Data records:
"""
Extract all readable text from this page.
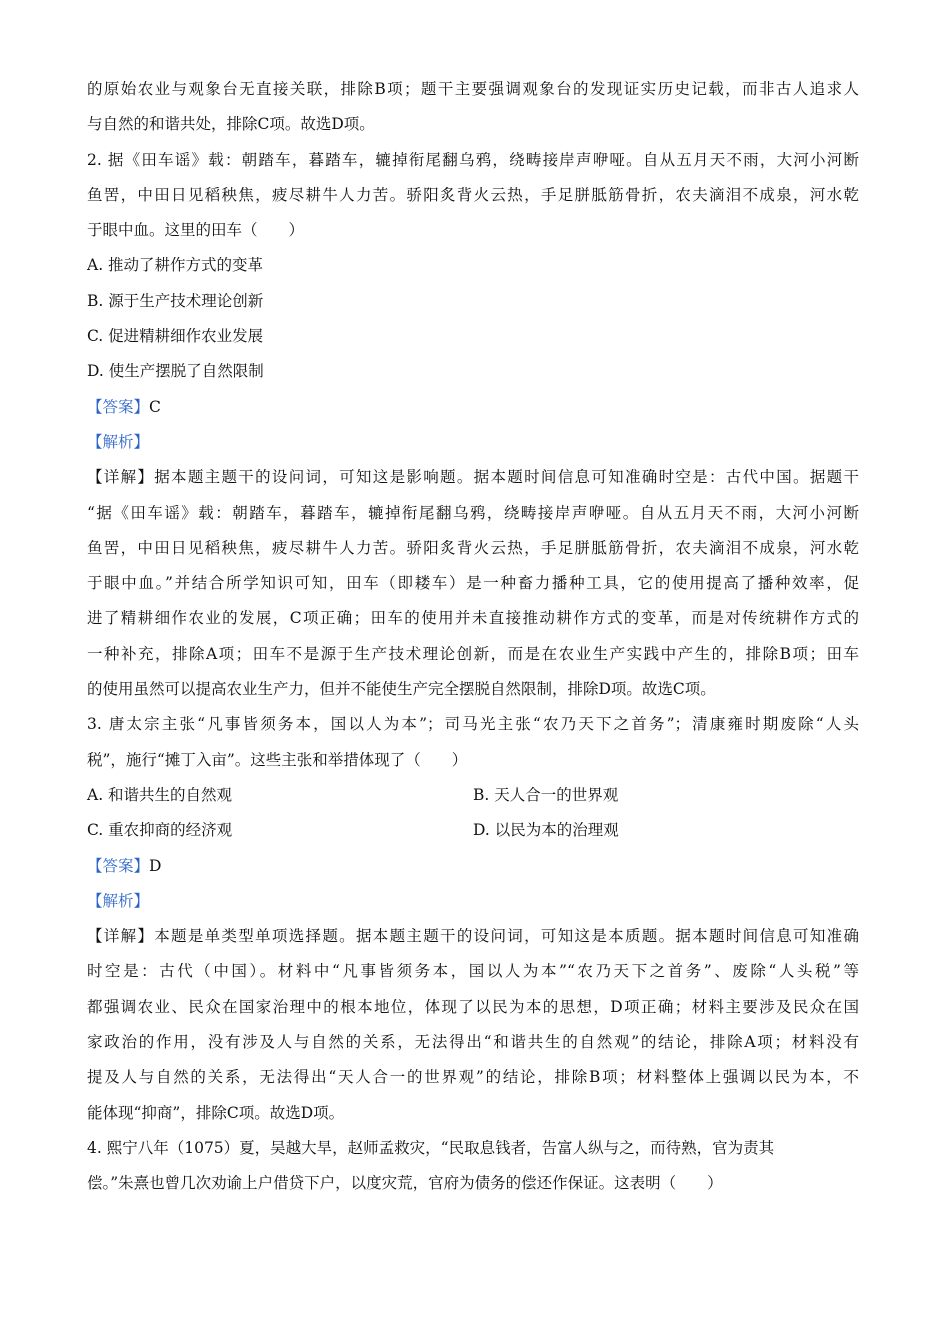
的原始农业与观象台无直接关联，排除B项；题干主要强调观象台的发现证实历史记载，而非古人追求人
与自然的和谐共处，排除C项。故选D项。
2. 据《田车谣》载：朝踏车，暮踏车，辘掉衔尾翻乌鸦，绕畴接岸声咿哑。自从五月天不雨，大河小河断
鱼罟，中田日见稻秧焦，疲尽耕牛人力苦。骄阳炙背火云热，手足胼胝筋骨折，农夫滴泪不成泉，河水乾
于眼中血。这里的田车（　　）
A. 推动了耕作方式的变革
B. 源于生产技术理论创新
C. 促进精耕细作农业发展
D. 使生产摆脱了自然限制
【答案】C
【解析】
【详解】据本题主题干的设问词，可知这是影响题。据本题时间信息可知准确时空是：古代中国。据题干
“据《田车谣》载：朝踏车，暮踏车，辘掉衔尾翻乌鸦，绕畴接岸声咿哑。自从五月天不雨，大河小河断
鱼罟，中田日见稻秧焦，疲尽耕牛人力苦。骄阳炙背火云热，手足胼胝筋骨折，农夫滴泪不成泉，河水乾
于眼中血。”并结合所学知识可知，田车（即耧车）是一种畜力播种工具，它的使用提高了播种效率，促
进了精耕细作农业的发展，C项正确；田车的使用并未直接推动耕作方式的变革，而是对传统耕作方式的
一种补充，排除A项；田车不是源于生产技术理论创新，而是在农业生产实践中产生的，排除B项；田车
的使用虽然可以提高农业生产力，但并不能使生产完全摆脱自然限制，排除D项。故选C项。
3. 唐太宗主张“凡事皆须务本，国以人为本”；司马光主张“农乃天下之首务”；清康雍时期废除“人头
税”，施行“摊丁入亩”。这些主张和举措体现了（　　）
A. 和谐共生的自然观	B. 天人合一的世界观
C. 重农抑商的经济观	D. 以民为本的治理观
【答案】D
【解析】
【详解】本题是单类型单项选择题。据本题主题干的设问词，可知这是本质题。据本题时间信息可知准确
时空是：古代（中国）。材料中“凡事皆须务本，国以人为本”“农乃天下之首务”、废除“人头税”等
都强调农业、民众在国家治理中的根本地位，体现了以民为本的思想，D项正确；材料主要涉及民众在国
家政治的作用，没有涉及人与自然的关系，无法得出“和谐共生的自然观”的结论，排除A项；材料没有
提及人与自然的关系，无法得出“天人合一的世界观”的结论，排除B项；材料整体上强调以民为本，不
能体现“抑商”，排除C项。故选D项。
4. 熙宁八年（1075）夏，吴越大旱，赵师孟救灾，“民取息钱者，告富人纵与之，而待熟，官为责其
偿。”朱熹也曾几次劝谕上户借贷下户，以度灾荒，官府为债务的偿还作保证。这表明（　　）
"""
→ Exercise directions
Output every entry word for word, but omit the pictures.

→ Task output
Extract all readable text from this page.
的原始农业与观象台无直接关联，排除B项；题干主要强调观象台的发现证实历史记载，而非古人追求人
与自然的和谐共处，排除C项。故选D项。
2. 据《田车谣》载：朝踏车，暮踏车，辘掉衔尾翻乌鸦，绕畴接岸声咿哑。自从五月天不雨，大河小河断
鱼罟，中田日见稻秧焦，疲尽耕牛人力苦。骄阳炙背火云热，手足胼胝筋骨折，农夫滴泪不成泉，河水乾
于眼中血。这里的田车（　　）
A. 推动了耕作方式的变革
B. 源于生产技术理论创新
C. 促进精耕细作农业发展
D. 使生产摆脱了自然限制
【答案】C
【解析】
【详解】据本题主题干的设问词，可知这是影响题。据本题时间信息可知准确时空是：古代中国。据题干
“据《田车谣》载：朝踏车，暮踏车，辘掉衔尾翻乌鸦，绕畴接岸声咿哑。自从五月天不雨，大河小河断
鱼罟，中田日见稻秧焦，疲尽耕牛人力苦。骄阳炙背火云热，手足胼胝筋骨折，农夫滴泪不成泉，河水乾
于眼中血。”并结合所学知识可知，田车（即耧车）是一种畜力播种工具，它的使用提高了播种效率，促
进了精耕细作农业的发展，C项正确；田车的使用并未直接推动耕作方式的变革，而是对传统耕作方式的
一种补充，排除A项；田车不是源于生产技术理论创新，而是在农业生产实践中产生的，排除B项；田车
的使用虽然可以提高农业生产力，但并不能使生产完全摆脱自然限制，排除D项。故选C项。
3. 唐太宗主张“凡事皆须务本，国以人为本”；司马光主张“农乃天下之首务”；清康雍时期废除“人头
税”，施行“摊丁入亩”。这些主张和举措体现了（　　）
A. 和谐共生的自然观	B. 天人合一的世界观
C. 重农抑商的经济观	D. 以民为本的治理观
【答案】D
【解析】
【详解】本题是单类型单项选择题。据本题主题干的设问词，可知这是本质题。据本题时间信息可知准确
时空是：古代（中国）。材料中“凡事皆须务本，国以人为本”“农乃天下之首务”、废除“人头税”等
都强调农业、民众在国家治理中的根本地位，体现了以民为本的思想，D项正确；材料主要涉及民众在国
家政治的作用，没有涉及人与自然的关系，无法得出“和谐共生的自然观”的结论，排除A项；材料没有
提及人与自然的关系，无法得出“天人合一的世界观”的结论，排除B项；材料整体上强调以民为本，不
能体现“抑商”，排除C项。故选D项。
4. 熙宁八年（1075）夏，吴越大旱，赵师孟救灾，“民取息钱者，告富人纵与之，而待熟，官为责其
偿。”朱熹也曾几次劝谕上户借贷下户，以度灾荒，官府为债务的偿还作保证。这表明（　　）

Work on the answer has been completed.